Task description: Extract all of the entries and give them again, word for word.

Data excerpts:
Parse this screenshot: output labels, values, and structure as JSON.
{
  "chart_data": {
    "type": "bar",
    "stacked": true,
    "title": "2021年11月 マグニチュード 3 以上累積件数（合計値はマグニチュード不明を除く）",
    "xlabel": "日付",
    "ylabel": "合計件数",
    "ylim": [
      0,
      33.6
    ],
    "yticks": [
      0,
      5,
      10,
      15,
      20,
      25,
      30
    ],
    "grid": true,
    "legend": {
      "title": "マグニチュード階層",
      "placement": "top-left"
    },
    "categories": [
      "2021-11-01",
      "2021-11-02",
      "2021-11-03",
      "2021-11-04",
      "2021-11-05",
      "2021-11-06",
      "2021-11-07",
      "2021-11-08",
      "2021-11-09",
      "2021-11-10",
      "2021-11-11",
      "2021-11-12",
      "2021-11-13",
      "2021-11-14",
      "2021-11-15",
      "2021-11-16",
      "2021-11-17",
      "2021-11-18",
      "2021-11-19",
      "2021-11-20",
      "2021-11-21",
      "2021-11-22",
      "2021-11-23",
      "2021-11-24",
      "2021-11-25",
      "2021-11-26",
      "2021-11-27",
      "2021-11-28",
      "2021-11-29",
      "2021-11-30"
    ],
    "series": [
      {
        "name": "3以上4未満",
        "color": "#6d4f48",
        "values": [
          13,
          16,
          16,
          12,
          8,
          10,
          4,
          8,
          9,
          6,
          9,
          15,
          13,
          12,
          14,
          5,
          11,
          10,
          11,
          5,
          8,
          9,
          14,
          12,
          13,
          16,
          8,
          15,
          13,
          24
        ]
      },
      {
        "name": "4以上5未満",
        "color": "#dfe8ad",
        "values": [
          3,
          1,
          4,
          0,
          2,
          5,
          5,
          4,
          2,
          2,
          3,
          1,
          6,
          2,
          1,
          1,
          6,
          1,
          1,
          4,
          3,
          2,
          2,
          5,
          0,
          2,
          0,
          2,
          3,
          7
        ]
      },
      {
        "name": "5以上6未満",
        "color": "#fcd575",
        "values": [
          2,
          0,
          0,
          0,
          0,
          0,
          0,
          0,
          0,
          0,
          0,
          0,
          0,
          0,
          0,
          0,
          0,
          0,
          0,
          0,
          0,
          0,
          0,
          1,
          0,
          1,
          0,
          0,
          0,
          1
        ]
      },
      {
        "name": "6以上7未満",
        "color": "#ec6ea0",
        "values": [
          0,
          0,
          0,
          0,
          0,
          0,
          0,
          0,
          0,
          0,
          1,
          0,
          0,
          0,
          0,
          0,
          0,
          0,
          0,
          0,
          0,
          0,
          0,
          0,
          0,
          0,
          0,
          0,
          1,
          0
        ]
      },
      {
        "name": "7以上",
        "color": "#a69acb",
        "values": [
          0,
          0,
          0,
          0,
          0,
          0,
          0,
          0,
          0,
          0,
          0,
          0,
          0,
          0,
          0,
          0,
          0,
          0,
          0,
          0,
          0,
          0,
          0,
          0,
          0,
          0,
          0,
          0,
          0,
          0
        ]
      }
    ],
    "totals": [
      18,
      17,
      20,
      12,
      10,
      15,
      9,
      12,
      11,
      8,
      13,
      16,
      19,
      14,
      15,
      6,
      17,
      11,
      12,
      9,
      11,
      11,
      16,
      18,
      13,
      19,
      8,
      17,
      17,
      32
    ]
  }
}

Answer for this exercise:
Parse this screenshot: output labels, values, and structure as JSON.
{
  "chart_data": {
    "type": "bar",
    "stacked": true,
    "title": "2021年11月 マグニチュード 3 以上累積件数（合計値はマグニチュード不明を除く）",
    "xlabel": "日付",
    "ylabel": "合計件数",
    "ylim": [
      0,
      33.6
    ],
    "yticks": [
      0,
      5,
      10,
      15,
      20,
      25,
      30
    ],
    "grid": true,
    "legend": {
      "title": "マグニチュード階層",
      "placement": "top-left"
    },
    "categories": [
      "2021-11-01",
      "2021-11-02",
      "2021-11-03",
      "2021-11-04",
      "2021-11-05",
      "2021-11-06",
      "2021-11-07",
      "2021-11-08",
      "2021-11-09",
      "2021-11-10",
      "2021-11-11",
      "2021-11-12",
      "2021-11-13",
      "2021-11-14",
      "2021-11-15",
      "2021-11-16",
      "2021-11-17",
      "2021-11-18",
      "2021-11-19",
      "2021-11-20",
      "2021-11-21",
      "2021-11-22",
      "2021-11-23",
      "2021-11-24",
      "2021-11-25",
      "2021-11-26",
      "2021-11-27",
      "2021-11-28",
      "2021-11-29",
      "2021-11-30"
    ],
    "series": [
      {
        "name": "3以上4未満",
        "color": "#6d4f48",
        "values": [
          13,
          16,
          16,
          12,
          8,
          10,
          4,
          8,
          9,
          6,
          9,
          15,
          13,
          12,
          14,
          5,
          11,
          10,
          11,
          5,
          8,
          9,
          14,
          12,
          13,
          16,
          8,
          15,
          13,
          24
        ]
      },
      {
        "name": "4以上5未満",
        "color": "#dfe8ad",
        "values": [
          3,
          1,
          4,
          0,
          2,
          5,
          5,
          4,
          2,
          2,
          3,
          1,
          6,
          2,
          1,
          1,
          6,
          1,
          1,
          4,
          3,
          2,
          2,
          5,
          0,
          2,
          0,
          2,
          3,
          7
        ]
      },
      {
        "name": "5以上6未満",
        "color": "#fcd575",
        "values": [
          2,
          0,
          0,
          0,
          0,
          0,
          0,
          0,
          0,
          0,
          0,
          0,
          0,
          0,
          0,
          0,
          0,
          0,
          0,
          0,
          0,
          0,
          0,
          1,
          0,
          1,
          0,
          0,
          0,
          1
        ]
      },
      {
        "name": "6以上7未満",
        "color": "#ec6ea0",
        "values": [
          0,
          0,
          0,
          0,
          0,
          0,
          0,
          0,
          0,
          0,
          1,
          0,
          0,
          0,
          0,
          0,
          0,
          0,
          0,
          0,
          0,
          0,
          0,
          0,
          0,
          0,
          0,
          0,
          1,
          0
        ]
      },
      {
        "name": "7以上",
        "color": "#a69acb",
        "values": [
          0,
          0,
          0,
          0,
          0,
          0,
          0,
          0,
          0,
          0,
          0,
          0,
          0,
          0,
          0,
          0,
          0,
          0,
          0,
          0,
          0,
          0,
          0,
          0,
          0,
          0,
          0,
          0,
          0,
          0
        ]
      }
    ],
    "totals": [
      18,
      17,
      20,
      12,
      10,
      15,
      9,
      12,
      11,
      8,
      13,
      16,
      19,
      14,
      15,
      6,
      17,
      11,
      12,
      9,
      11,
      11,
      16,
      18,
      13,
      19,
      8,
      17,
      17,
      32
    ]
  }
}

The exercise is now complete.